* [What this task involves]: Write out, precisely and in full, each line of the material.

(Figure contents as structured data)
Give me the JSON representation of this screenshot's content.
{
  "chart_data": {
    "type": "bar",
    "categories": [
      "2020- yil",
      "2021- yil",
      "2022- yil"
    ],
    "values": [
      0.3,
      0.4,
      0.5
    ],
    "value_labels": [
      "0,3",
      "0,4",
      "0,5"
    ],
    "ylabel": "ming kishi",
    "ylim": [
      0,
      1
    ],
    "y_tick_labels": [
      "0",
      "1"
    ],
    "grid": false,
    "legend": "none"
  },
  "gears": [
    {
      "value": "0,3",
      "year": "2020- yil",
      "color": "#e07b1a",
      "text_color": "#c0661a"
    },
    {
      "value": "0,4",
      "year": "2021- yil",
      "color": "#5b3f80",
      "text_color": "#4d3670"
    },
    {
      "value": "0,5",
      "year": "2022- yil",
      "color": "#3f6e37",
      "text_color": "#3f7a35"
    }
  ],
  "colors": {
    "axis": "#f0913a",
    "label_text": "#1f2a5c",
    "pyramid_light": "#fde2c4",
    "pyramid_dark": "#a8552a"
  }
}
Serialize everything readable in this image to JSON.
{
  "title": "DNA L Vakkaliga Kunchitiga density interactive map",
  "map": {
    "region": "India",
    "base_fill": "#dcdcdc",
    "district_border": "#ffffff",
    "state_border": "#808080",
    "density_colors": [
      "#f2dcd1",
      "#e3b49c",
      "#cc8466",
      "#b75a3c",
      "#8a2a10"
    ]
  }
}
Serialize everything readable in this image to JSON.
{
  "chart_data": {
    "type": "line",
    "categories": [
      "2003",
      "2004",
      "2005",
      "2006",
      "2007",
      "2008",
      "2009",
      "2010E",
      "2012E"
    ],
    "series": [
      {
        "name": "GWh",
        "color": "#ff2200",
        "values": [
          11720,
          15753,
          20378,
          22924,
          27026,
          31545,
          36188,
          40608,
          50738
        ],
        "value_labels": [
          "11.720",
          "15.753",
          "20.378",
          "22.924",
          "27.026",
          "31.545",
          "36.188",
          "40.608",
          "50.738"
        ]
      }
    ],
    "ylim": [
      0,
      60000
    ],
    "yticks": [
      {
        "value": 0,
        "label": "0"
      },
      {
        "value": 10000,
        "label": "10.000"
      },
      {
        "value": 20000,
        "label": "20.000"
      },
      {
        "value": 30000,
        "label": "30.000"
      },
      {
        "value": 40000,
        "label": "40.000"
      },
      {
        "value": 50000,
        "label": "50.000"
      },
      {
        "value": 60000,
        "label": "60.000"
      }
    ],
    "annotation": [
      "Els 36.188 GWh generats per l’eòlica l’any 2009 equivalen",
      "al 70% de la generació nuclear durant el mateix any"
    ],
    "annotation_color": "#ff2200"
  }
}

* [Exercise output]:
Give me the JSON representation of this screenshot's content.
{
  "chart_data": {
    "type": "bar",
    "categories": [
      "2020- yil",
      "2021- yil",
      "2022- yil"
    ],
    "values": [
      0.3,
      0.4,
      0.5
    ],
    "value_labels": [
      "0,3",
      "0,4",
      "0,5"
    ],
    "ylabel": "ming kishi",
    "ylim": [
      0,
      1
    ],
    "y_tick_labels": [
      "0",
      "1"
    ],
    "grid": false,
    "legend": "none"
  },
  "gears": [
    {
      "value": "0,3",
      "year": "2020- yil",
      "color": "#e07b1a",
      "text_color": "#c0661a"
    },
    {
      "value": "0,4",
      "year": "2021- yil",
      "color": "#5b3f80",
      "text_color": "#4d3670"
    },
    {
      "value": "0,5",
      "year": "2022- yil",
      "color": "#3f6e37",
      "text_color": "#3f7a35"
    }
  ],
  "colors": {
    "axis": "#f0913a",
    "label_text": "#1f2a5c",
    "pyramid_light": "#fde2c4",
    "pyramid_dark": "#a8552a"
  }
}
Serialize everything readable in this image to JSON.
{
  "title": "DNA L Vakkaliga Kunchitiga density interactive map",
  "map": {
    "region": "India",
    "base_fill": "#dcdcdc",
    "district_border": "#ffffff",
    "state_border": "#808080",
    "density_colors": [
      "#f2dcd1",
      "#e3b49c",
      "#cc8466",
      "#b75a3c",
      "#8a2a10"
    ]
  }
}
Serialize everything readable in this image to JSON.
{
  "chart_data": {
    "type": "line",
    "categories": [
      "2003",
      "2004",
      "2005",
      "2006",
      "2007",
      "2008",
      "2009",
      "2010E",
      "2012E"
    ],
    "series": [
      {
        "name": "GWh",
        "color": "#ff2200",
        "values": [
          11720,
          15753,
          20378,
          22924,
          27026,
          31545,
          36188,
          40608,
          50738
        ],
        "value_labels": [
          "11.720",
          "15.753",
          "20.378",
          "22.924",
          "27.026",
          "31.545",
          "36.188",
          "40.608",
          "50.738"
        ]
      }
    ],
    "ylim": [
      0,
      60000
    ],
    "yticks": [
      {
        "value": 0,
        "label": "0"
      },
      {
        "value": 10000,
        "label": "10.000"
      },
      {
        "value": 20000,
        "label": "20.000"
      },
      {
        "value": 30000,
        "label": "30.000"
      },
      {
        "value": 40000,
        "label": "40.000"
      },
      {
        "value": 50000,
        "label": "50.000"
      },
      {
        "value": 60000,
        "label": "60.000"
      }
    ],
    "annotation": [
      "Els 36.188 GWh generats per l’eòlica l’any 2009 equivalen",
      "al 70% de la generació nuclear durant el mateix any"
    ],
    "annotation_color": "#ff2200"
  }
}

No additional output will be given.